··· SUPPLIED INFORMATION
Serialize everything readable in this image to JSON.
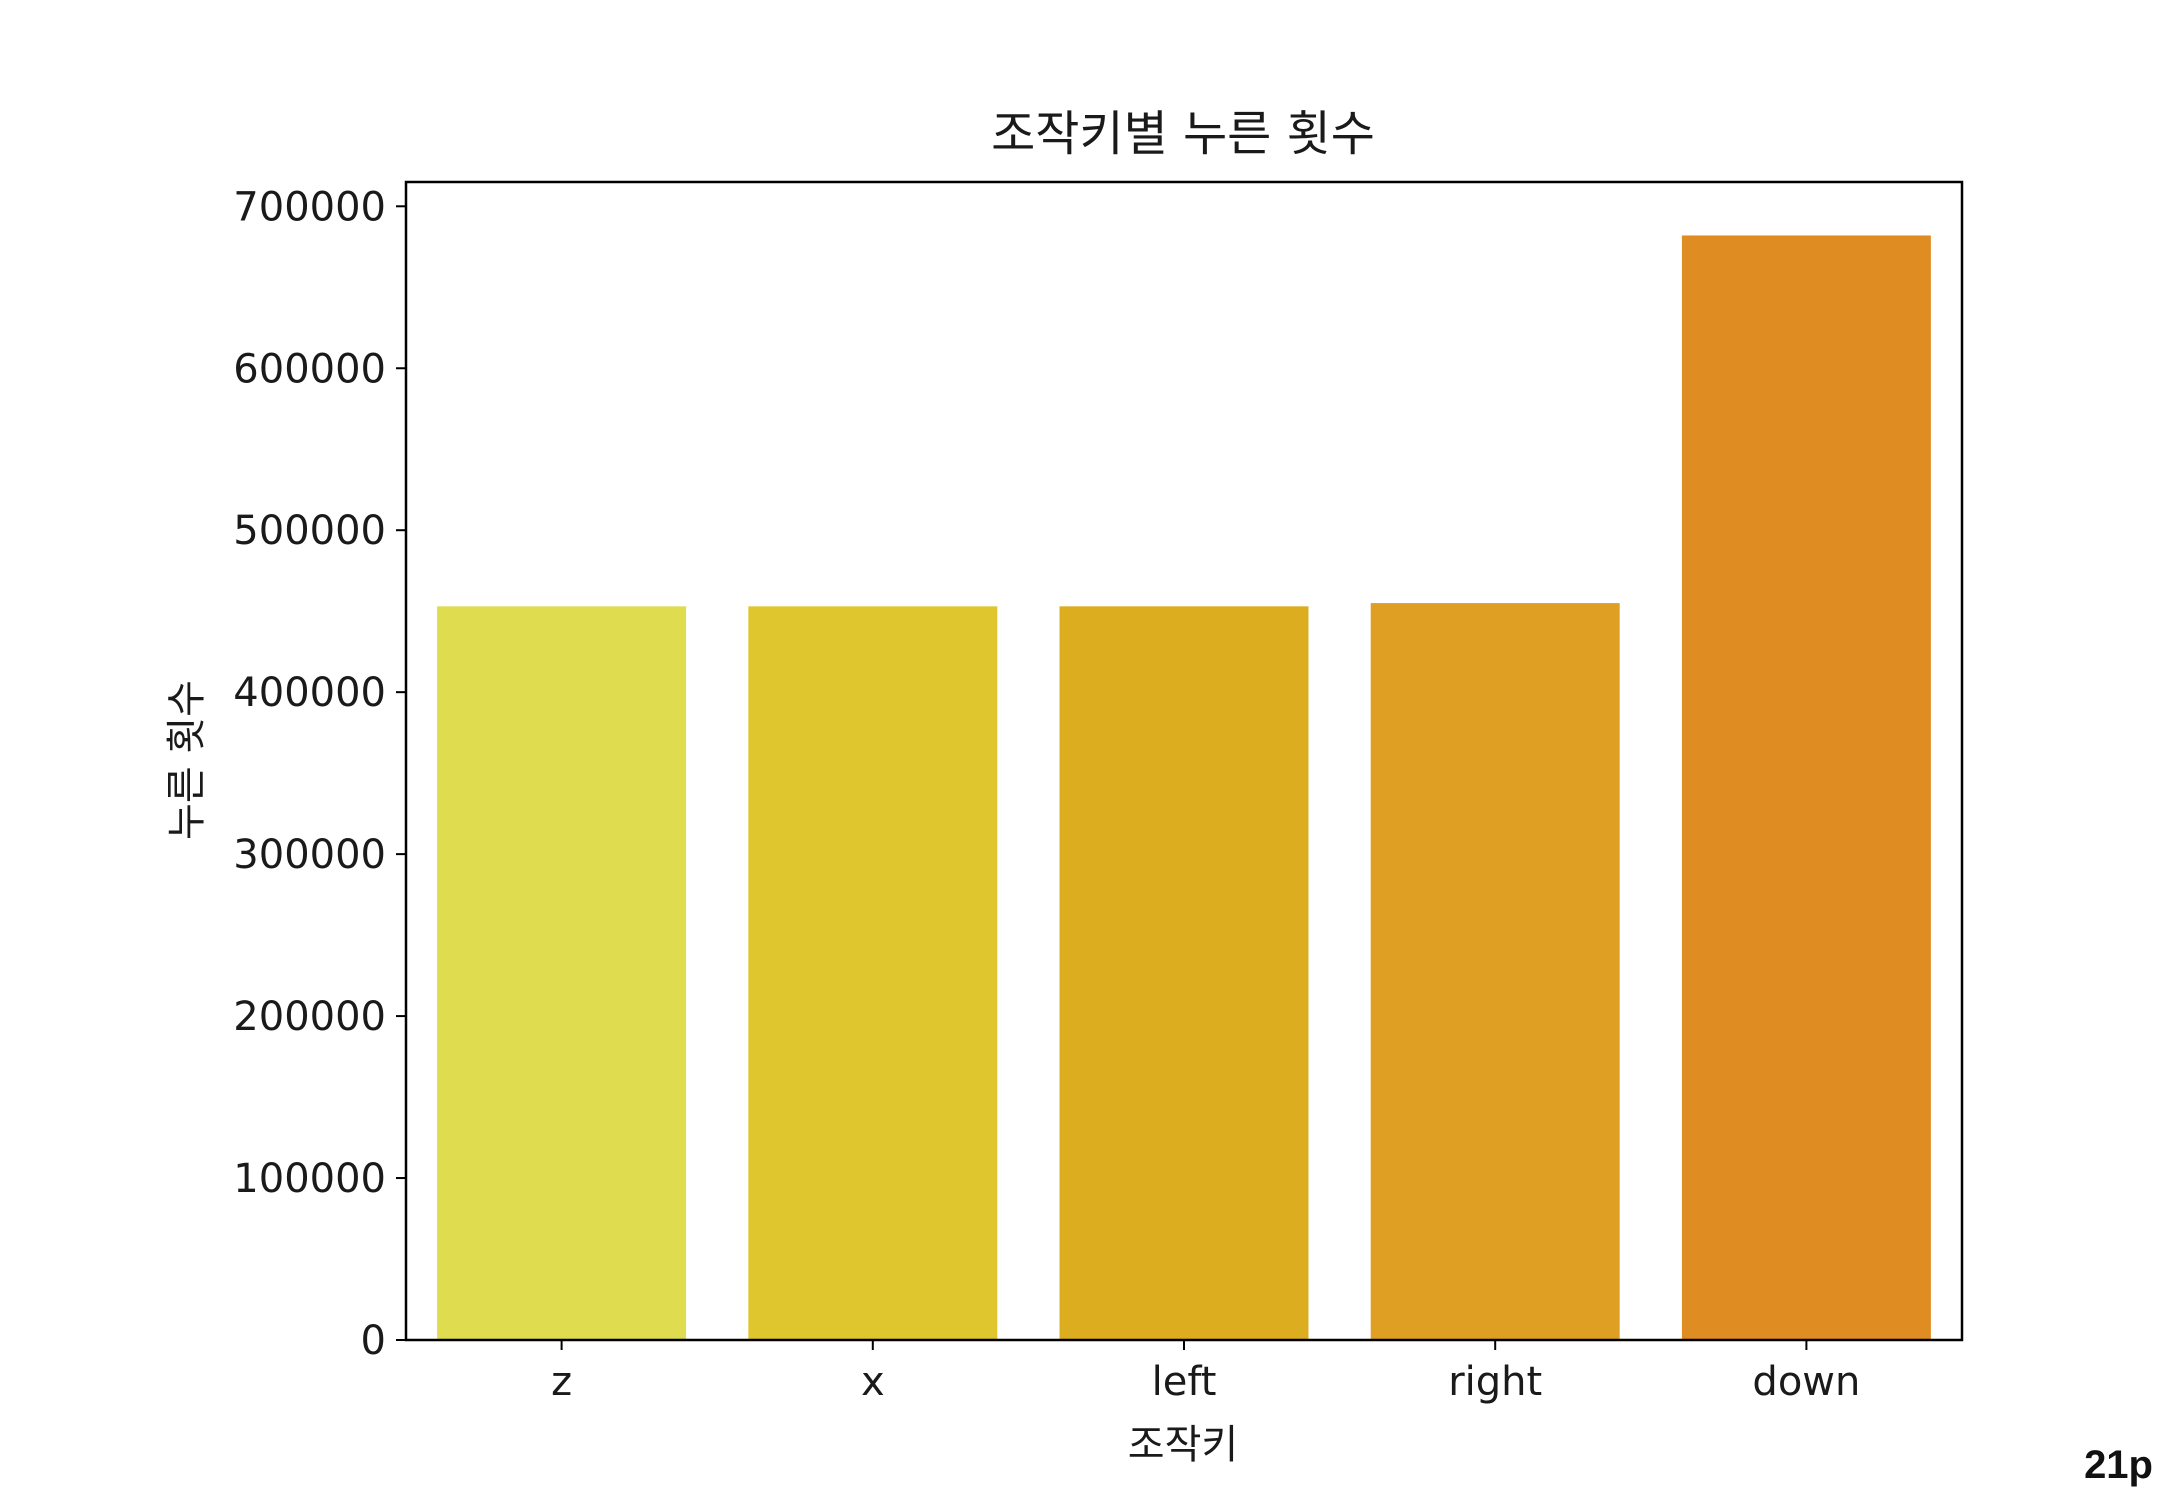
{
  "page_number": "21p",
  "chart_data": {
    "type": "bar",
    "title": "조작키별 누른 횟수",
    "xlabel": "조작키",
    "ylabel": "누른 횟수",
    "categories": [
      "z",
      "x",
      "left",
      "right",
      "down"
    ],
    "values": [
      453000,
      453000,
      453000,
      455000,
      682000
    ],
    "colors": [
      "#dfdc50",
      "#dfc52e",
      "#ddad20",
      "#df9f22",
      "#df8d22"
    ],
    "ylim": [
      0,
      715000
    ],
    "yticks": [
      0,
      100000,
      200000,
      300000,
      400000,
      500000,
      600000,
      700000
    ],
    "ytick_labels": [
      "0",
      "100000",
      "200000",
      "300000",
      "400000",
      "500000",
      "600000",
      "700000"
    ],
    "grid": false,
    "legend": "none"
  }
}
······
AIM => Repeat the listing in full and exactly. Leave any pictures out.

EXERCISE RESPONSE =>
Serialize everything readable in this image to JSON.
{
  "page_number": "21p",
  "chart_data": {
    "type": "bar",
    "title": "조작키별 누른 횟수",
    "xlabel": "조작키",
    "ylabel": "누른 횟수",
    "categories": [
      "z",
      "x",
      "left",
      "right",
      "down"
    ],
    "values": [
      453000,
      453000,
      453000,
      455000,
      682000
    ],
    "colors": [
      "#dfdc50",
      "#dfc52e",
      "#ddad20",
      "#df9f22",
      "#df8d22"
    ],
    "ylim": [
      0,
      715000
    ],
    "yticks": [
      0,
      100000,
      200000,
      300000,
      400000,
      500000,
      600000,
      700000
    ],
    "ytick_labels": [
      "0",
      "100000",
      "200000",
      "300000",
      "400000",
      "500000",
      "600000",
      "700000"
    ],
    "grid": false,
    "legend": "none"
  }
}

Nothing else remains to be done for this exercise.